== Texte présenté

Selon une information exclusive de l’AFP, qui fait référence à la consultation d’un document interne de PSA, le groupe français veut créer une coentreprise avec Punch Powertrain, afin de fabriquer à partir de 2021, sur son site de Metz, des transmissions électriques pour ses futurs véhicules hybrides. 

Ce rapprochement avec Punch Powertrain, entreprise de quelque 2600 salariés basée en Belgique, mais intégralement détenue depuis 2016 par le groupe chinois Yinyi, s'inscrit dans la stratégie de PSA d'électrification de sa gamme et avait été évoqué en juin 2018.

En effet, avant l'été, PSA avait officialisé la sélection de Punch Powertrain pour fournir la dernière génération de e-DCT brevetée d’ici à 2022, dans le cadre de son plan d’électrification. Cette boîte à double embrayage électrifiée (hybrid DT2), avec moteur 48V équipera les modèles de type MHEV (Mild Hybrid Electric Vehicles) du groupe. 

En schématisant, rappelons que l'hybride léger 48 volt consiste à épauler un moteur thermique avec un puissant alternateur-démarreur, ce qui permet de réduire la consommation et les émissions de CO2 pour un coût inférieur à l'hybride.

La coentreprise, détenue à parts égales par les deux groupes, doit donc être implantée dans les locaux du site PSA de Metz et produira également des transmissions destinées à des sociétés tierces.

Le début de la production est prévu "courant 2021", avant une "montée en cadence début 2022". PSA évoque des effectifs pouvant aller, à horizon 2024, "jusqu'à 400 personnes, pour une production de 600000 e-DCT par an", l'essentiel des salariés de fabrication (tous volontaires) provenant du groupe PSA.

Le groupe table sur une finalisation de l'accord de coopération, soumis au feu vert des autorités de la concurrence, d'ici décembre. PSA prévoit de proposer d'ici à 2025 une version électrifiée pour l'ensemble de ses véhicules, qu'il s'agisse de motorisations hybrides ou tout électriques.

====
== Données fournies

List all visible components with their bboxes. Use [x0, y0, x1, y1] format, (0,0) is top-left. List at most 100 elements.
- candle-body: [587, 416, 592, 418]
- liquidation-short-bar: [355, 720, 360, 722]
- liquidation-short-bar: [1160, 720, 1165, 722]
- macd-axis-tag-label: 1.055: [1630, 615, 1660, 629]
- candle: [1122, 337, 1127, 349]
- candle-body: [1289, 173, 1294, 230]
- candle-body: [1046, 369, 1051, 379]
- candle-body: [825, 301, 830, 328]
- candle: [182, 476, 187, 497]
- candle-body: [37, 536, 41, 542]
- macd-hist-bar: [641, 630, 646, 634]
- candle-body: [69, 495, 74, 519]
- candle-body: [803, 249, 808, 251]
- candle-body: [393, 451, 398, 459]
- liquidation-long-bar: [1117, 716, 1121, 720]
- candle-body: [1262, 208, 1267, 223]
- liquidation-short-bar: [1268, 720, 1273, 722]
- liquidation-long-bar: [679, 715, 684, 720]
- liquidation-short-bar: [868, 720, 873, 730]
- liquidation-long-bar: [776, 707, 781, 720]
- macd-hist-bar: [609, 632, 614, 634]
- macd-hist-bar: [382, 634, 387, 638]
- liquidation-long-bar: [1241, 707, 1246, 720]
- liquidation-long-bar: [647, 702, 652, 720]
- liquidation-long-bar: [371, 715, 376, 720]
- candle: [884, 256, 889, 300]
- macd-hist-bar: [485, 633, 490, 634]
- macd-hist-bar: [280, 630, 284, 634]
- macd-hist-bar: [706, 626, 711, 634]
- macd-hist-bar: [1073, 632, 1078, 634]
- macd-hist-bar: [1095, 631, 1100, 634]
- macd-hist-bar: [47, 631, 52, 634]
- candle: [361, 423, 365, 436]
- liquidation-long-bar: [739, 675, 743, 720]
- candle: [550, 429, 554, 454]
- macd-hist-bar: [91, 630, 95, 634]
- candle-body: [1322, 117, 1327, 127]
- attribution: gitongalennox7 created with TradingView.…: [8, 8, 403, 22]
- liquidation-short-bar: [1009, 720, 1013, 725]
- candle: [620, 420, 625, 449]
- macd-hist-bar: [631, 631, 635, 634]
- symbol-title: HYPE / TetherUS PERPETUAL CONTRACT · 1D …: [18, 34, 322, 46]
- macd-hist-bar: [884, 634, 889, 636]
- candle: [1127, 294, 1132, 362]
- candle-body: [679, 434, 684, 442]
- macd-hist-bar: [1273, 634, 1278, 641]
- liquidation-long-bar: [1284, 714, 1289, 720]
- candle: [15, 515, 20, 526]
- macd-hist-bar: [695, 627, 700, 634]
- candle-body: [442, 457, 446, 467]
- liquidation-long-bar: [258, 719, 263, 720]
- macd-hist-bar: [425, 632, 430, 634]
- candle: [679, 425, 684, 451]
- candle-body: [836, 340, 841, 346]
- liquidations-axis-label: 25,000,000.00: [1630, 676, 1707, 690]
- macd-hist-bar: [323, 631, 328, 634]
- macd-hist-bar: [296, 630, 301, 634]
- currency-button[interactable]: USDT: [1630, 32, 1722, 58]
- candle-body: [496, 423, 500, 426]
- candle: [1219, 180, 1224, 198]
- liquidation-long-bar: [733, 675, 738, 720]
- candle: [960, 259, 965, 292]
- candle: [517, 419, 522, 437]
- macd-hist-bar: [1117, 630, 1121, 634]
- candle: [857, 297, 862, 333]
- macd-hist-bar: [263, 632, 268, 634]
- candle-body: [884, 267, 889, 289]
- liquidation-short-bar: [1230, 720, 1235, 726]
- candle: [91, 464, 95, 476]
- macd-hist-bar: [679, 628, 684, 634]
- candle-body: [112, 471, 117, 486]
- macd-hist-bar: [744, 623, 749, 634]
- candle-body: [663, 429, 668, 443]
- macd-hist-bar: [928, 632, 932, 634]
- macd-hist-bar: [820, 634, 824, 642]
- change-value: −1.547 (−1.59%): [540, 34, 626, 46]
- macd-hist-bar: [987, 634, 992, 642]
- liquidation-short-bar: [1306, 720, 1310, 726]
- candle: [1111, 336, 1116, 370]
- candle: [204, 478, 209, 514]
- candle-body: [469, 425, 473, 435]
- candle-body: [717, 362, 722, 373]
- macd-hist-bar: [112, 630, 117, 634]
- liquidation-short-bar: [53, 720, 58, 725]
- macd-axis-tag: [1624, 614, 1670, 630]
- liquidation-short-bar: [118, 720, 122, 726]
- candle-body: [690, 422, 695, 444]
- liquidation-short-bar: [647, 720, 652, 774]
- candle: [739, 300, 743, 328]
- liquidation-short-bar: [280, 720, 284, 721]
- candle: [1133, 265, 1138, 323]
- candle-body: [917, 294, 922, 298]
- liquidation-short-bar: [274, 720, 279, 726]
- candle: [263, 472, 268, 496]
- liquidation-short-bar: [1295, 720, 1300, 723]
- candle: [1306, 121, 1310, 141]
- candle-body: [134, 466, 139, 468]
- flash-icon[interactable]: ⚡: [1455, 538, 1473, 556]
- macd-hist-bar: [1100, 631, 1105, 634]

====

* **Travail demandé**
1. Remplacez « coentreprise » par « société commune » dans le passage du texte sur la coentreprise PSA–Punch Powertrain qui commence par « Selon une information » et va jusqu'à « en juin 2018. », puis recopiez ce passage.
2. Répondez à ces questions sur le texte sur la coentreprise PSA–Punch Powertrain :
(a) Combien de salariés compte environ Punch Powertrain ?
(b) Depuis quelle année l'entreprise est-elle entièrement détenue par le groupe Yinyi ?
(c) Combien d'e-DCT par an la production doit-elle atteindre à horizon 2024 ?

* **Réponses par tâche**
1.
Selon une information exclusive de l’AFP, qui fait référence à la consultation d’un document interne de PSA, le groupe français veut créer une société commune avec Punch Powertrain, afin de fabriquer à partir de 2021, sur son site de Metz, des transmissions électriques pour ses futurs véhicules hybrides. 

Ce rapprochement avec Punch Powertrain, entreprise de quelque 2600 salariés basée en Belgique, mais intégralement détenue depuis 2016 par le groupe chinois Yinyi, s'inscrit dans la stratégie de PSA d'électrification de sa gamme et avait été évoqué en juin 2018.

2.
(a) Quelque 2600 salariés.
(b) Depuis 2016.
(c) 600000 e-DCT par an.